__Goal__
Where a line below holds the string "What", copy that line.

__Records for this task__
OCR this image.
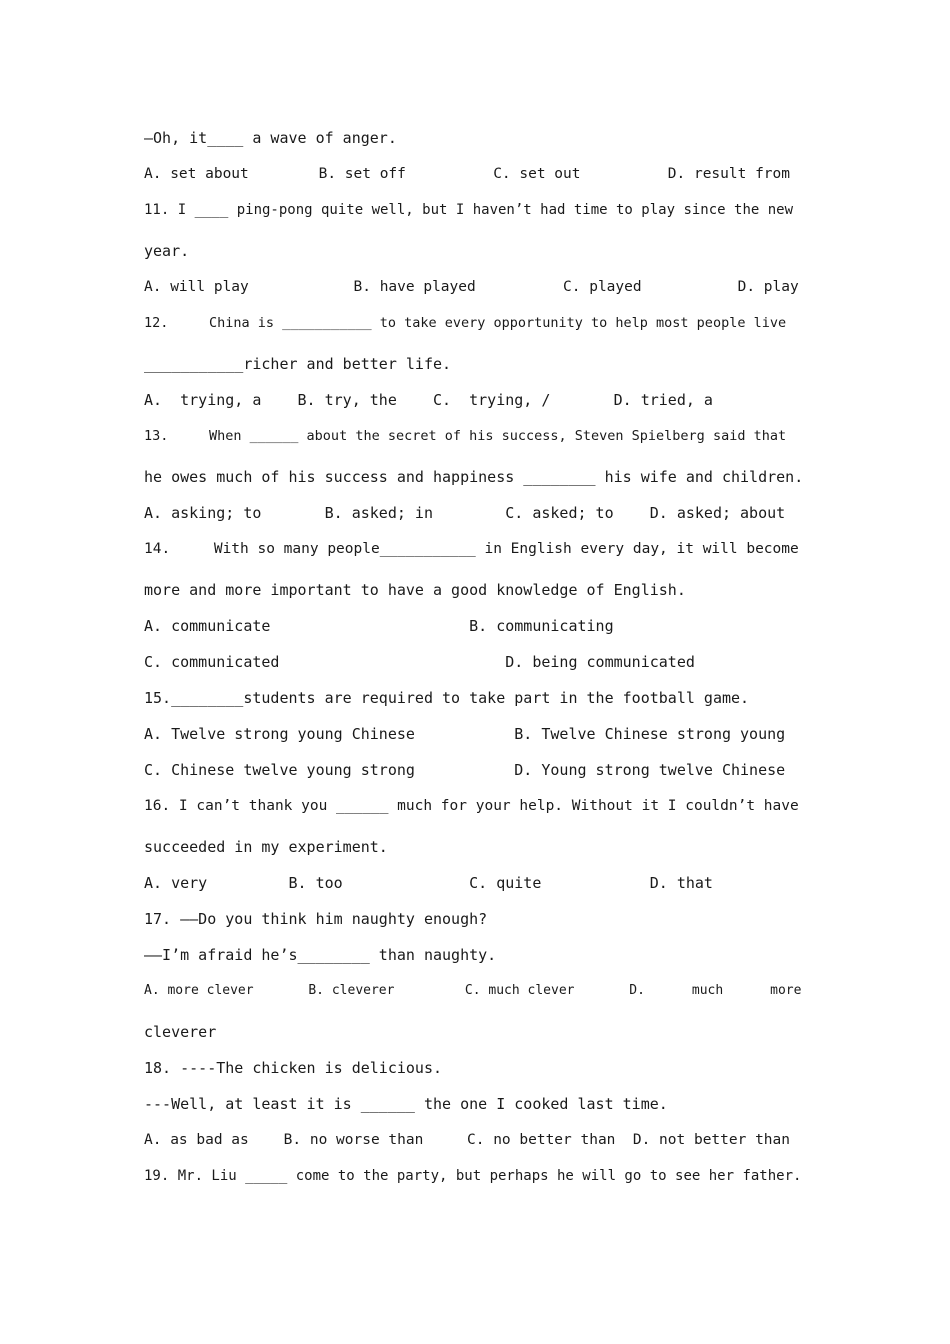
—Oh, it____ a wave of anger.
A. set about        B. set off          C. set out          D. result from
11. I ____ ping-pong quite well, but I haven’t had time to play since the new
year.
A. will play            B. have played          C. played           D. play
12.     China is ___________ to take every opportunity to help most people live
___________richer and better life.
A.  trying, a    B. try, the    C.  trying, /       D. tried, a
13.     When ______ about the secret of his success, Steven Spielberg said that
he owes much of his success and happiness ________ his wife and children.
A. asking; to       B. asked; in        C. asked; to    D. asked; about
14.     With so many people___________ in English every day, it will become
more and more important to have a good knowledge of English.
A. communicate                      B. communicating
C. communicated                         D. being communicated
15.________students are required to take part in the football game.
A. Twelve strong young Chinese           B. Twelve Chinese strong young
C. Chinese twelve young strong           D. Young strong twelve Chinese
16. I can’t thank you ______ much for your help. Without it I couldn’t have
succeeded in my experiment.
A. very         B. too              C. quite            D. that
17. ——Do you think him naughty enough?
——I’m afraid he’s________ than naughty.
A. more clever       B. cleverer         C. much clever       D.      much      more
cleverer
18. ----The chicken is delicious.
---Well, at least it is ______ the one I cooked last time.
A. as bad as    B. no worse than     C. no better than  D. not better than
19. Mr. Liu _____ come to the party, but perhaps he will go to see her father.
==
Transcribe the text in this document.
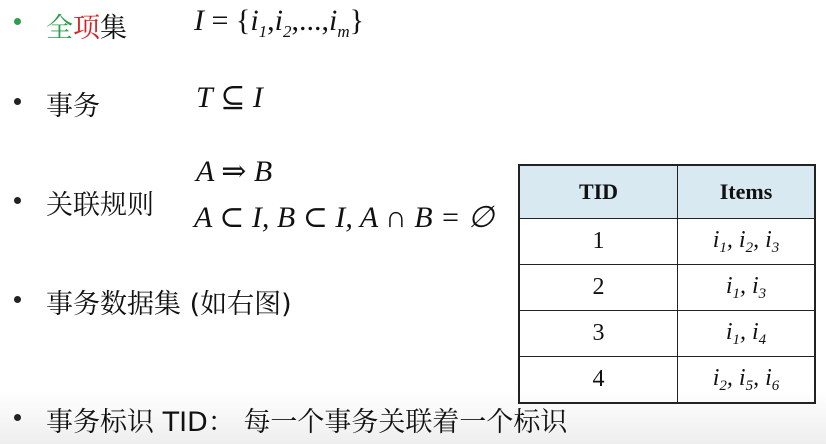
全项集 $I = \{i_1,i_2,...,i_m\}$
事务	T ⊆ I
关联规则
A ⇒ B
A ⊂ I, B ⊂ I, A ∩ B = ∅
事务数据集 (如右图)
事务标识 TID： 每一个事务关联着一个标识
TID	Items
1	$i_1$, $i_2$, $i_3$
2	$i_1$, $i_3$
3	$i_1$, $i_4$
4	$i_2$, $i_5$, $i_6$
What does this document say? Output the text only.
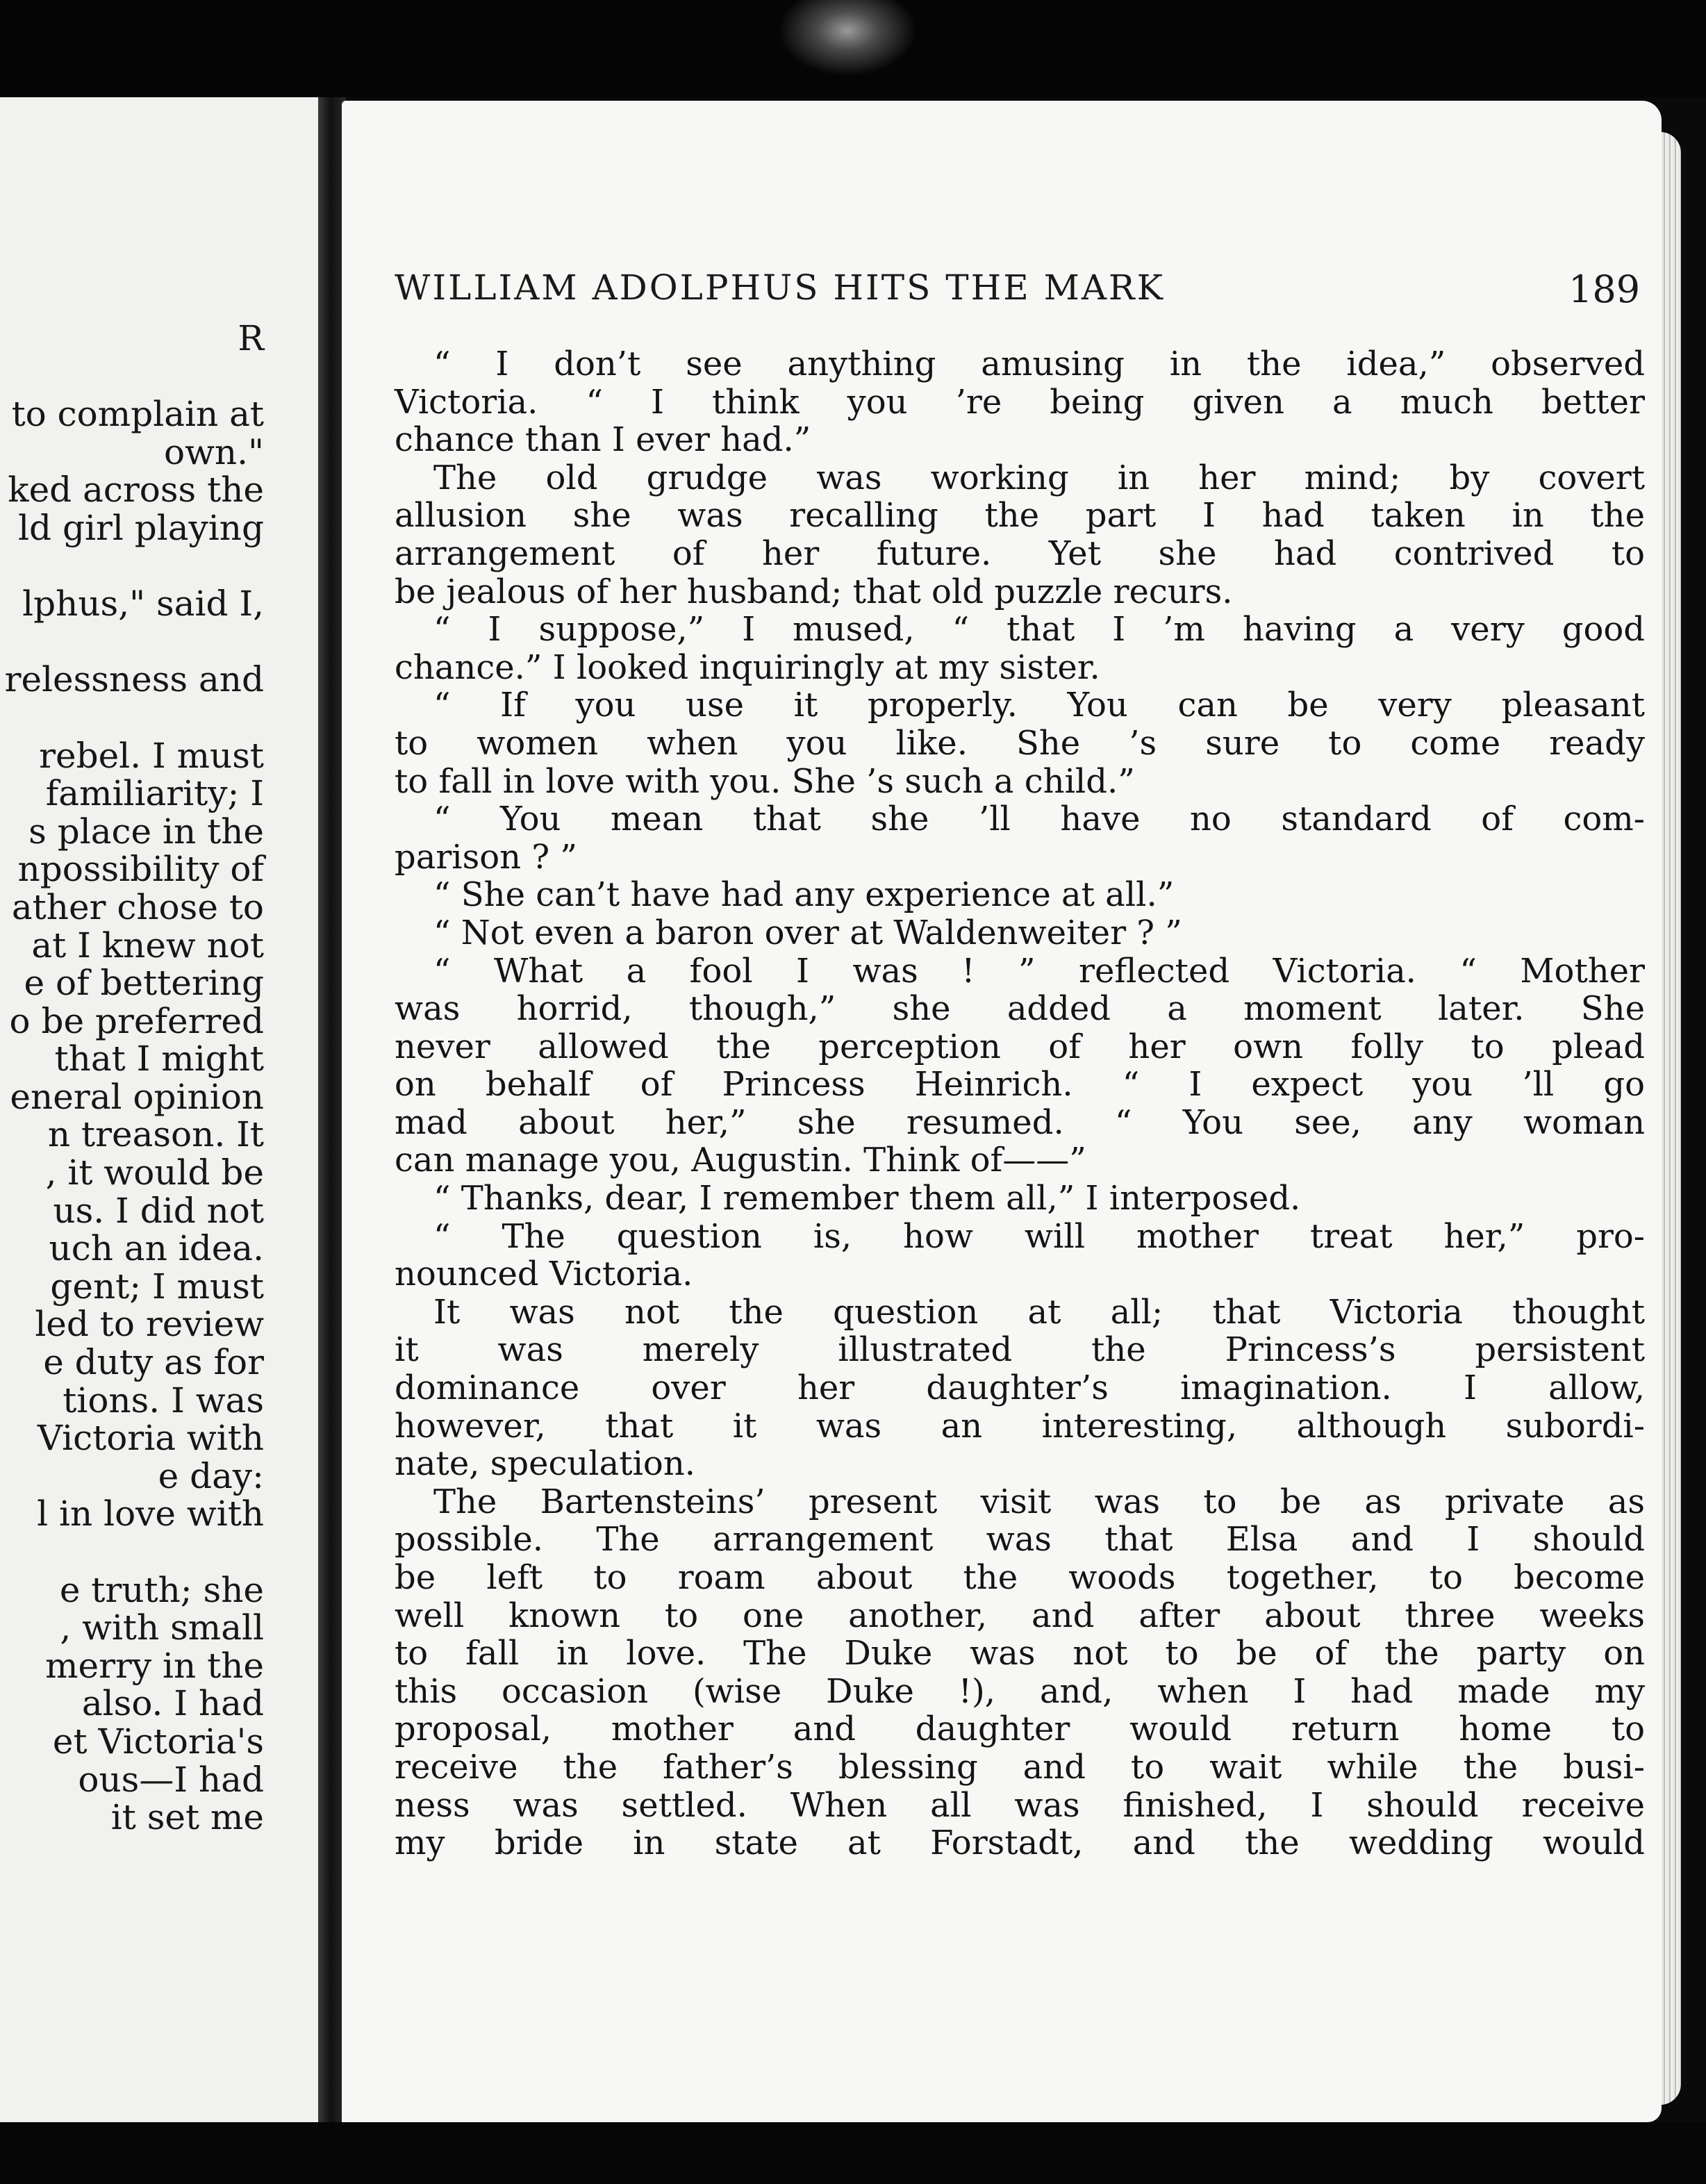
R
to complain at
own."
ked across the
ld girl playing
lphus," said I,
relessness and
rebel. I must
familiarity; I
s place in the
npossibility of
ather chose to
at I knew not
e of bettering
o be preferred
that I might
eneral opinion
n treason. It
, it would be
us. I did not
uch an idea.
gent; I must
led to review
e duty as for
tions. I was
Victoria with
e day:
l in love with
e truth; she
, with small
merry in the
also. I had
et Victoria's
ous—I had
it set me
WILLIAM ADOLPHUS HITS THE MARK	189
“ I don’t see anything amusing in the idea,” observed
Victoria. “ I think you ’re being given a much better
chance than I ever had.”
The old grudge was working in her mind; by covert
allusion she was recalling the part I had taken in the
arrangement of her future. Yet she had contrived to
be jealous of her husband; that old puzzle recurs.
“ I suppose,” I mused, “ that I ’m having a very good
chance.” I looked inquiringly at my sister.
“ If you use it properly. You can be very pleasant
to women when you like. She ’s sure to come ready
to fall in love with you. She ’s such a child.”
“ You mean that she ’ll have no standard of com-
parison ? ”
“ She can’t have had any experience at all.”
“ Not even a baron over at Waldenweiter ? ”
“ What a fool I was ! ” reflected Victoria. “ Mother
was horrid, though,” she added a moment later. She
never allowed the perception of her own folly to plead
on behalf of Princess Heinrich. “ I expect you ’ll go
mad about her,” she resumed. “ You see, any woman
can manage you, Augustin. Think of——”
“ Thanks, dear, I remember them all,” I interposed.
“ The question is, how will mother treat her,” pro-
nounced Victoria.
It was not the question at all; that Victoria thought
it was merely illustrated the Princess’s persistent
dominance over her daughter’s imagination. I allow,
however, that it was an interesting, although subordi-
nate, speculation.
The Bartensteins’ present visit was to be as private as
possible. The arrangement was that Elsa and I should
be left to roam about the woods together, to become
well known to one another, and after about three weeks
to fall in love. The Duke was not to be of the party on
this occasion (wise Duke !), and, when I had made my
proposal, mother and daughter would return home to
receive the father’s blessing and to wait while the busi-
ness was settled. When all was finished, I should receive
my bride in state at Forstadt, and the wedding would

__Output of the task__
What does this document say? Output the text only.
“ What a fool I was ! ” reflected Victoria. “ Mother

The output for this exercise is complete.